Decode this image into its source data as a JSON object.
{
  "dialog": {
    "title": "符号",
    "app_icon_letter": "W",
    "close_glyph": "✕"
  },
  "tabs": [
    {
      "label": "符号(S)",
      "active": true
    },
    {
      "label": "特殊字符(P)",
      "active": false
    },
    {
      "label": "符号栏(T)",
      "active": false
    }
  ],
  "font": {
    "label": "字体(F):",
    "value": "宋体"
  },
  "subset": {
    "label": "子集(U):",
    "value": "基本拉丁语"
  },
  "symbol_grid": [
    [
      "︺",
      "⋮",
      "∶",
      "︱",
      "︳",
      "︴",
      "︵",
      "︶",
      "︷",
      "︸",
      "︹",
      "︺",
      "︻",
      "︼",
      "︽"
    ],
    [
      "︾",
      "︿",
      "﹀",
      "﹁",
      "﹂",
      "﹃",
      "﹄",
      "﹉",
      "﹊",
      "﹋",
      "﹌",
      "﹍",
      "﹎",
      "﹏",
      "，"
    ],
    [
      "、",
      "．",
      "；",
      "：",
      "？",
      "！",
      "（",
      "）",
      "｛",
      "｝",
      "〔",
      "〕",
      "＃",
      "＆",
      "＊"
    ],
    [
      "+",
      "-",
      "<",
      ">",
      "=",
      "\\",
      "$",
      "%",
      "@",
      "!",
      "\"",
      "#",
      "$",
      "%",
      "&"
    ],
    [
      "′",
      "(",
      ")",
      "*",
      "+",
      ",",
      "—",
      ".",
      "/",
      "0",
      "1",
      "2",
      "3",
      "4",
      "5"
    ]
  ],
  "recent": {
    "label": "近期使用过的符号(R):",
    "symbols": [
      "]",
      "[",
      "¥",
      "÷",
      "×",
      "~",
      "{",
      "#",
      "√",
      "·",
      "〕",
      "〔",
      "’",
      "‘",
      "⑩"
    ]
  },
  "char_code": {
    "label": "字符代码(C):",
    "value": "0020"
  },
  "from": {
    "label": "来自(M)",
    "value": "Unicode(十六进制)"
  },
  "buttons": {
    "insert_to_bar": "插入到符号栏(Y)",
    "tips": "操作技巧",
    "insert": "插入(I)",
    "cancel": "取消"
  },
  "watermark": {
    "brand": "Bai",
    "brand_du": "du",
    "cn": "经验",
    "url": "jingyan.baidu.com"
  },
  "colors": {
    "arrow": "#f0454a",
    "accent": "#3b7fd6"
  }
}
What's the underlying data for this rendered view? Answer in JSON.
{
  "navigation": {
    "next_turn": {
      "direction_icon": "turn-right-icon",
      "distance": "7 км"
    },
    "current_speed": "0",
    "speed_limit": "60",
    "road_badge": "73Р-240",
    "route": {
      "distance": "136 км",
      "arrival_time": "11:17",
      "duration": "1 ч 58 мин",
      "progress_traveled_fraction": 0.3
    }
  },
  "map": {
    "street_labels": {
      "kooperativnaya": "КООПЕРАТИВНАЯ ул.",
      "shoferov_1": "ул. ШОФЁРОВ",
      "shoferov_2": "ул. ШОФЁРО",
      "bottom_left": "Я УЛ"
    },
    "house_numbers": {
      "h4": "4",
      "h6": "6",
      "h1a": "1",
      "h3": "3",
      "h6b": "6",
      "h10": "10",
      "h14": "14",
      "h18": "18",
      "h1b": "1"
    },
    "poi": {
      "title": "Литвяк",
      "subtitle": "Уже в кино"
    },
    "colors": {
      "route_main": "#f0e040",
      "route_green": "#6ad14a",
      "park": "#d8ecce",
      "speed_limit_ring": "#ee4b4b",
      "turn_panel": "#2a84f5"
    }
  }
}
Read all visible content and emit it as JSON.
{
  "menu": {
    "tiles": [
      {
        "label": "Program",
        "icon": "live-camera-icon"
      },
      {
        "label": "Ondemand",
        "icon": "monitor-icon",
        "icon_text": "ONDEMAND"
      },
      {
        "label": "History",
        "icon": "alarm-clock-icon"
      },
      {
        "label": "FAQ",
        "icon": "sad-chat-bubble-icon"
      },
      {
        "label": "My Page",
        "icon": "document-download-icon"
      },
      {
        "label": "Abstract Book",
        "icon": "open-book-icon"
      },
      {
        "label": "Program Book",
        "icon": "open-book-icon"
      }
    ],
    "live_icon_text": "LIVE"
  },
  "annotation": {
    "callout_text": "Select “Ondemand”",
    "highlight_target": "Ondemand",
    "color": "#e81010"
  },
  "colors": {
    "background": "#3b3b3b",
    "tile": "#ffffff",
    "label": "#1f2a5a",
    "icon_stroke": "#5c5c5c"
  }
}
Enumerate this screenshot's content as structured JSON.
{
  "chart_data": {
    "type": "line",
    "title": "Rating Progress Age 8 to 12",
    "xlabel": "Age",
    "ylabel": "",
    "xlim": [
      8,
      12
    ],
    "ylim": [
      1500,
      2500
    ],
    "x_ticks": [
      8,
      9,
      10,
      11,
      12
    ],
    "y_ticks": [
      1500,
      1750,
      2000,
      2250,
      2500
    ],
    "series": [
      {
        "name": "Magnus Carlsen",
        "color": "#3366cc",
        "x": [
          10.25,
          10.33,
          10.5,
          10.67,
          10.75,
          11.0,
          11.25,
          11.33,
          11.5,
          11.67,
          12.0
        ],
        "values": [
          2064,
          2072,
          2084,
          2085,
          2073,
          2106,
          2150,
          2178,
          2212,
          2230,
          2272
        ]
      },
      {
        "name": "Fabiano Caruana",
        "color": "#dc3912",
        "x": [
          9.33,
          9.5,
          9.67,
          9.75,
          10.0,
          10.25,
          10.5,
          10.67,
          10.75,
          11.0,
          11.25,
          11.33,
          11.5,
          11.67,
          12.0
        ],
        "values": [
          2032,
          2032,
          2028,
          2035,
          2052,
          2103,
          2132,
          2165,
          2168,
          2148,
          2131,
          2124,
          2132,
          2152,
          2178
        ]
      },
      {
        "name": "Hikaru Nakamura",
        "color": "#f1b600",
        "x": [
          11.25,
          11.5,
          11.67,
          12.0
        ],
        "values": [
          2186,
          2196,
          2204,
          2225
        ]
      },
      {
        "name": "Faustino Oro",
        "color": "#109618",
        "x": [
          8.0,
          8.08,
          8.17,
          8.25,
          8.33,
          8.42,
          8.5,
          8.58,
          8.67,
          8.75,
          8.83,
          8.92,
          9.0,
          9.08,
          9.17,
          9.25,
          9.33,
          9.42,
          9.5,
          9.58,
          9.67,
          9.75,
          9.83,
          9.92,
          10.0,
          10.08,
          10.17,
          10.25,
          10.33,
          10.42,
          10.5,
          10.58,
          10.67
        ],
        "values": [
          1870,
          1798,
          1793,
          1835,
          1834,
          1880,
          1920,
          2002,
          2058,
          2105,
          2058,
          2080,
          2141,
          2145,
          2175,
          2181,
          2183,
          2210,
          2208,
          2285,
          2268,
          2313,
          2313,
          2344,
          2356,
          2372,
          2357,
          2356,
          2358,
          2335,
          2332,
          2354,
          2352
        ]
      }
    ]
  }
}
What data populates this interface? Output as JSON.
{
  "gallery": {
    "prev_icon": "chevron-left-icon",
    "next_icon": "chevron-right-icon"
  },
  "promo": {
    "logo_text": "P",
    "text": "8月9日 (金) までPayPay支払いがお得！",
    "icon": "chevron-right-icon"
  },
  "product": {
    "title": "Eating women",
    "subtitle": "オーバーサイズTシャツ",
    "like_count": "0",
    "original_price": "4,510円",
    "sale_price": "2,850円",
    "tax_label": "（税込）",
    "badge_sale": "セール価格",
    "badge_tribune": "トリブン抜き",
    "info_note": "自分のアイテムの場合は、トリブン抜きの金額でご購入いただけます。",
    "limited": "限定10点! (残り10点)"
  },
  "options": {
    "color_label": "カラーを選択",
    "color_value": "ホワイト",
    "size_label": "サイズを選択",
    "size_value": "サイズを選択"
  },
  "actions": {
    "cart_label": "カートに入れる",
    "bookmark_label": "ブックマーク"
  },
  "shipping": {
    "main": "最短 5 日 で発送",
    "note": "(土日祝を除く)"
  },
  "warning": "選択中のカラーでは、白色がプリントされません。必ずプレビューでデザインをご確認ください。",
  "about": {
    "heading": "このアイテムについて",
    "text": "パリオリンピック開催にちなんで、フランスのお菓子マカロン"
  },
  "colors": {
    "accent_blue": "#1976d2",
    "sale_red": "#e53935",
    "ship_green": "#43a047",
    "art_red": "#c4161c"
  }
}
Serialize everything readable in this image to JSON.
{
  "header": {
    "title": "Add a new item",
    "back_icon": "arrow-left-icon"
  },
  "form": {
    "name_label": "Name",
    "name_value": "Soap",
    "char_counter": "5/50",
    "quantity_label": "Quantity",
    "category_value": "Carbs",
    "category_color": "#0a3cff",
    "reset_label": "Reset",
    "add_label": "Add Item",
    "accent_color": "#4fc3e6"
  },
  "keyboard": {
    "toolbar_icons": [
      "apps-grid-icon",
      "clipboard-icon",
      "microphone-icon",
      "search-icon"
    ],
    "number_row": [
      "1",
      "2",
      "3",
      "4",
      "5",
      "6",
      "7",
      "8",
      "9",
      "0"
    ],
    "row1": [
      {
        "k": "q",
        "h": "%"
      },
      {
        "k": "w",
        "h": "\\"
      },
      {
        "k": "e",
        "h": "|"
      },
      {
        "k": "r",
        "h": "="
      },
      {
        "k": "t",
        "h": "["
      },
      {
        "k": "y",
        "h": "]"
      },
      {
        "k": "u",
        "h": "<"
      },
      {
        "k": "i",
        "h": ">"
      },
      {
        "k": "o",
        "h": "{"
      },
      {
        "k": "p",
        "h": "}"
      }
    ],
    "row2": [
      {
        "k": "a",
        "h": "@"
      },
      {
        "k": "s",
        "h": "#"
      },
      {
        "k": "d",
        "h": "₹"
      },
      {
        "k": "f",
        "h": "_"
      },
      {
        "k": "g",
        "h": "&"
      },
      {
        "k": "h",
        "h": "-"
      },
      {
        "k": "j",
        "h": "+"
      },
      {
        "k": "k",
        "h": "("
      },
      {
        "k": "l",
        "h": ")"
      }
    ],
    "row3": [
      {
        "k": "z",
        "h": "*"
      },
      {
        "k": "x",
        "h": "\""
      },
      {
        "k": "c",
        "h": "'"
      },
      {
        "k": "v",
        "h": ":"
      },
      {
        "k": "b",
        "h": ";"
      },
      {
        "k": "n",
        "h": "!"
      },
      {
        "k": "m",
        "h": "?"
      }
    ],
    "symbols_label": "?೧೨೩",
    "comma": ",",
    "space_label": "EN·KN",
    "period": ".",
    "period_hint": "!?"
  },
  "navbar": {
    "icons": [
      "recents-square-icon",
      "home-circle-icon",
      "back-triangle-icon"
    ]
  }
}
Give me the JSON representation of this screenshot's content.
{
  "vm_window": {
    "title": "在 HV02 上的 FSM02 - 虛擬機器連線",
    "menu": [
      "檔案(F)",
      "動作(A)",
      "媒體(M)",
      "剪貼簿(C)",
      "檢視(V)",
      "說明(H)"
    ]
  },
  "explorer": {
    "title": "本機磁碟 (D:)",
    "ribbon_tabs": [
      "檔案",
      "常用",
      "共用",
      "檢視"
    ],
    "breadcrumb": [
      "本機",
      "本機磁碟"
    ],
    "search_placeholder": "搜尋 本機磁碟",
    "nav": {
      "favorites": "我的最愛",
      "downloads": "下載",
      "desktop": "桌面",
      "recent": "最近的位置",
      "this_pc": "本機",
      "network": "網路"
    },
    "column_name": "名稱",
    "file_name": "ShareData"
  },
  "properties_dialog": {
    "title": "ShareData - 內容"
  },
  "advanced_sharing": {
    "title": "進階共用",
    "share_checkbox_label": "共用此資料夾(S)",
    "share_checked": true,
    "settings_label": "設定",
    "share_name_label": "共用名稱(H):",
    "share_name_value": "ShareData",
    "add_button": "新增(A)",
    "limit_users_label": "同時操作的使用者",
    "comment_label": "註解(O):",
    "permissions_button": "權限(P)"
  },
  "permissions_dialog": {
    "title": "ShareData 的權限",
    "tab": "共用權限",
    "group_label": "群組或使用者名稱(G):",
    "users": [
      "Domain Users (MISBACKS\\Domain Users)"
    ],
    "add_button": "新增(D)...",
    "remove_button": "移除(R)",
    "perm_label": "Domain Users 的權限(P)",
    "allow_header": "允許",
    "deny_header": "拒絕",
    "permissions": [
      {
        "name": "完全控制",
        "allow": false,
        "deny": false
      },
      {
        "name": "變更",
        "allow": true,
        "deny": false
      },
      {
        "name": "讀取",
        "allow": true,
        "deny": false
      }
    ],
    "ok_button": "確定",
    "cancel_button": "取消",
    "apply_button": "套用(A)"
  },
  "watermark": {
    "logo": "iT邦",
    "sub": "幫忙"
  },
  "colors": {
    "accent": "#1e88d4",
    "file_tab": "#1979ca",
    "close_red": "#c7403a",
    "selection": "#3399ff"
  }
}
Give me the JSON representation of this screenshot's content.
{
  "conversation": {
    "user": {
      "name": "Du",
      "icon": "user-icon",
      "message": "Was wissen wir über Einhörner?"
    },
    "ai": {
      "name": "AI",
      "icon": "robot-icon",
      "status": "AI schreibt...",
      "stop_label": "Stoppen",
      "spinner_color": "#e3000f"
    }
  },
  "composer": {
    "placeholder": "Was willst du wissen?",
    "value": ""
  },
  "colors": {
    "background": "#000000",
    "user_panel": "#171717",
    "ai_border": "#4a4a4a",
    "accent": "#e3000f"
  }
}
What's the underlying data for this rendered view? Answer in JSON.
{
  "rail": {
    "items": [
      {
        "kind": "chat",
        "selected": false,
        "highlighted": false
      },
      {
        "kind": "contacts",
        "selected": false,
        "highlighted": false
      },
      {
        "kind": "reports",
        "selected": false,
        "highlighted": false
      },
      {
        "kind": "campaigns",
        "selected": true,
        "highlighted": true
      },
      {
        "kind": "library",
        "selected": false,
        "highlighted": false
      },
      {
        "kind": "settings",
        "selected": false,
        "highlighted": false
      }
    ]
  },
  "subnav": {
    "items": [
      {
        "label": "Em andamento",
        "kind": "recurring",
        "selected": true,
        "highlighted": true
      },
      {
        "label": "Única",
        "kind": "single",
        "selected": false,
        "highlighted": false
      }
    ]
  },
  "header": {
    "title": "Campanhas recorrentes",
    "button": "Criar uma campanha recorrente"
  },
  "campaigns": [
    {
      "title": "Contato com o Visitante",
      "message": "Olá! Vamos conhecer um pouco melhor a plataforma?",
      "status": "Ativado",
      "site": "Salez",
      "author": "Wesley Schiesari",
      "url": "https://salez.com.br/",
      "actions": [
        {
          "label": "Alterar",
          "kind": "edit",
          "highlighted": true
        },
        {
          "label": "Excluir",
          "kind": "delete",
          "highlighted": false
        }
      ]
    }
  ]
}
■ ■ ■ ■ ■ ■ ■
Exercise details: List all lines holding the string "background".

Finished answer:
    "background": "#3b3b3b",
    "background": "#000000",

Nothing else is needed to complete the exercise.